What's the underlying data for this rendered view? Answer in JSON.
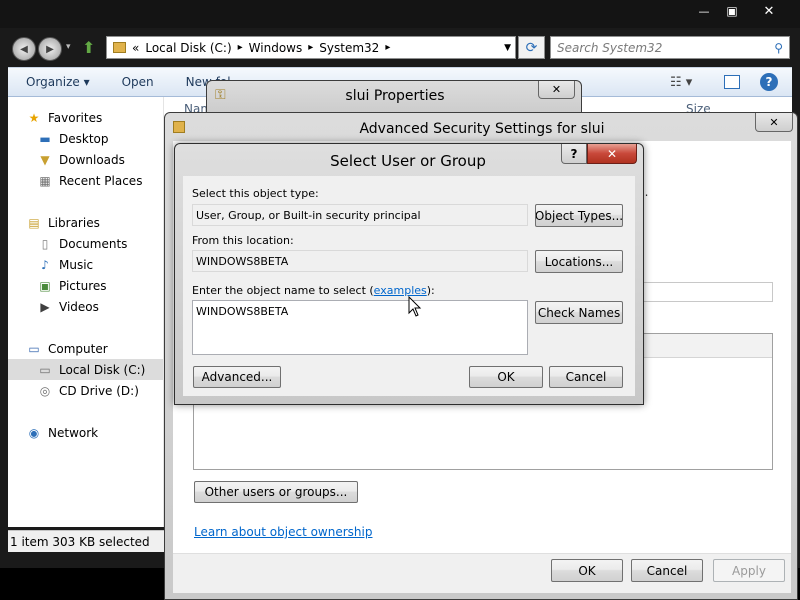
{
  "explorer": {
    "back_glyph": "◀",
    "forward_glyph": "▶",
    "address": {
      "overflow": "«",
      "crumbs": [
        "Local Disk (C:)",
        "Windows",
        "System32"
      ],
      "sep": "▸"
    },
    "refresh_glyph": "⟳",
    "search_placeholder": "Search System32",
    "toolbar": {
      "organize": "Organize ▾",
      "open": "Open",
      "new_folder": "New fol"
    },
    "columns": {
      "name": "Nam",
      "size": "Size"
    },
    "sidebar": [
      {
        "label": "Favorites",
        "icon": "star-icon",
        "glyph": "★",
        "color": "#e8a400"
      },
      {
        "label": "Desktop",
        "icon": "desktop-icon",
        "glyph": "▬",
        "color": "#2d6fb8"
      },
      {
        "label": "Downloads",
        "icon": "downloads-folder-icon",
        "glyph": "▼",
        "color": "#c8a030"
      },
      {
        "label": "Recent Places",
        "icon": "recent-places-icon",
        "glyph": "▦",
        "color": "#707070"
      },
      {
        "label": "Libraries",
        "icon": "libraries-icon",
        "glyph": "▤",
        "color": "#c8a030"
      },
      {
        "label": "Documents",
        "icon": "documents-icon",
        "glyph": "▯",
        "color": "#808080"
      },
      {
        "label": "Music",
        "icon": "music-icon",
        "glyph": "♪",
        "color": "#2d6fb8"
      },
      {
        "label": "Pictures",
        "icon": "pictures-icon",
        "glyph": "▣",
        "color": "#4a8a3a"
      },
      {
        "label": "Videos",
        "icon": "videos-icon",
        "glyph": "▶",
        "color": "#404040"
      },
      {
        "label": "Computer",
        "icon": "computer-icon",
        "glyph": "▭",
        "color": "#3a6ab0"
      },
      {
        "label": "Local Disk (C:)",
        "icon": "drive-icon",
        "glyph": "▭",
        "color": "#707070"
      },
      {
        "label": "CD Drive (D:)",
        "icon": "cd-drive-icon",
        "glyph": "◎",
        "color": "#707070"
      },
      {
        "label": "Network",
        "icon": "network-icon",
        "glyph": "◉",
        "color": "#2d6fb8"
      }
    ],
    "status": "1 item 303 KB selected",
    "selected_item": "Local Disk (C:)"
  },
  "window_buttons": {
    "minimize": "—",
    "maximize": "▣",
    "close": "✕"
  },
  "sl_properties": {
    "title": "slui Properties",
    "close": "✕"
  },
  "advanced": {
    "title": "Advanced Security Settings for slui",
    "close": "✕",
    "truncated_text": "es.",
    "other_users_button": "Other users or groups...",
    "learn_link": "Learn about object ownership",
    "ok": "OK",
    "cancel": "Cancel",
    "apply": "Apply"
  },
  "dialog": {
    "title": "Select User or Group",
    "help": "?",
    "close": "✕",
    "object_type_label": "Select this object type:",
    "object_type_value": "User, Group, or Built-in security principal",
    "object_types_button": "Object Types...",
    "location_label": "From this location:",
    "location_value": "WINDOWS8BETA",
    "locations_button": "Locations...",
    "enter_label_prefix": "Enter the object name to select (",
    "enter_label_link": "examples",
    "enter_label_suffix": "):",
    "object_name_value": "WINDOWS8BETA",
    "check_names_button": "Check Names",
    "advanced_button": "Advanced...",
    "ok": "OK",
    "cancel": "Cancel"
  },
  "colors": {
    "link": "#0066cc",
    "close_red": "#c8483a",
    "selection": "#dcdcdc"
  }
}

WHAT YOU WILL DO: Quote in full the listing given above; the images are to be left out.

TASK RESULT:
What's the underlying data for this rendered view? Answer in JSON.
{
  "explorer": {
    "back_glyph": "◀",
    "forward_glyph": "▶",
    "address": {
      "overflow": "«",
      "crumbs": [
        "Local Disk (C:)",
        "Windows",
        "System32"
      ],
      "sep": "▸"
    },
    "refresh_glyph": "⟳",
    "search_placeholder": "Search System32",
    "toolbar": {
      "organize": "Organize ▾",
      "open": "Open",
      "new_folder": "New fol"
    },
    "columns": {
      "name": "Nam",
      "size": "Size"
    },
    "sidebar": [
      {
        "label": "Favorites",
        "icon": "star-icon",
        "glyph": "★",
        "color": "#e8a400"
      },
      {
        "label": "Desktop",
        "icon": "desktop-icon",
        "glyph": "▬",
        "color": "#2d6fb8"
      },
      {
        "label": "Downloads",
        "icon": "downloads-folder-icon",
        "glyph": "▼",
        "color": "#c8a030"
      },
      {
        "label": "Recent Places",
        "icon": "recent-places-icon",
        "glyph": "▦",
        "color": "#707070"
      },
      {
        "label": "Libraries",
        "icon": "libraries-icon",
        "glyph": "▤",
        "color": "#c8a030"
      },
      {
        "label": "Documents",
        "icon": "documents-icon",
        "glyph": "▯",
        "color": "#808080"
      },
      {
        "label": "Music",
        "icon": "music-icon",
        "glyph": "♪",
        "color": "#2d6fb8"
      },
      {
        "label": "Pictures",
        "icon": "pictures-icon",
        "glyph": "▣",
        "color": "#4a8a3a"
      },
      {
        "label": "Videos",
        "icon": "videos-icon",
        "glyph": "▶",
        "color": "#404040"
      },
      {
        "label": "Computer",
        "icon": "computer-icon",
        "glyph": "▭",
        "color": "#3a6ab0"
      },
      {
        "label": "Local Disk (C:)",
        "icon": "drive-icon",
        "glyph": "▭",
        "color": "#707070"
      },
      {
        "label": "CD Drive (D:)",
        "icon": "cd-drive-icon",
        "glyph": "◎",
        "color": "#707070"
      },
      {
        "label": "Network",
        "icon": "network-icon",
        "glyph": "◉",
        "color": "#2d6fb8"
      }
    ],
    "status": "1 item 303 KB selected",
    "selected_item": "Local Disk (C:)"
  },
  "window_buttons": {
    "minimize": "—",
    "maximize": "▣",
    "close": "✕"
  },
  "sl_properties": {
    "title": "slui Properties",
    "close": "✕"
  },
  "advanced": {
    "title": "Advanced Security Settings for slui",
    "close": "✕",
    "truncated_text": "es.",
    "other_users_button": "Other users or groups...",
    "learn_link": "Learn about object ownership",
    "ok": "OK",
    "cancel": "Cancel",
    "apply": "Apply"
  },
  "dialog": {
    "title": "Select User or Group",
    "help": "?",
    "close": "✕",
    "object_type_label": "Select this object type:",
    "object_type_value": "User, Group, or Built-in security principal",
    "object_types_button": "Object Types...",
    "location_label": "From this location:",
    "location_value": "WINDOWS8BETA",
    "locations_button": "Locations...",
    "enter_label_prefix": "Enter the object name to select (",
    "enter_label_link": "examples",
    "enter_label_suffix": "):",
    "object_name_value": "WINDOWS8BETA",
    "check_names_button": "Check Names",
    "advanced_button": "Advanced...",
    "ok": "OK",
    "cancel": "Cancel"
  },
  "colors": {
    "link": "#0066cc",
    "close_red": "#c8483a",
    "selection": "#dcdcdc"
  }
}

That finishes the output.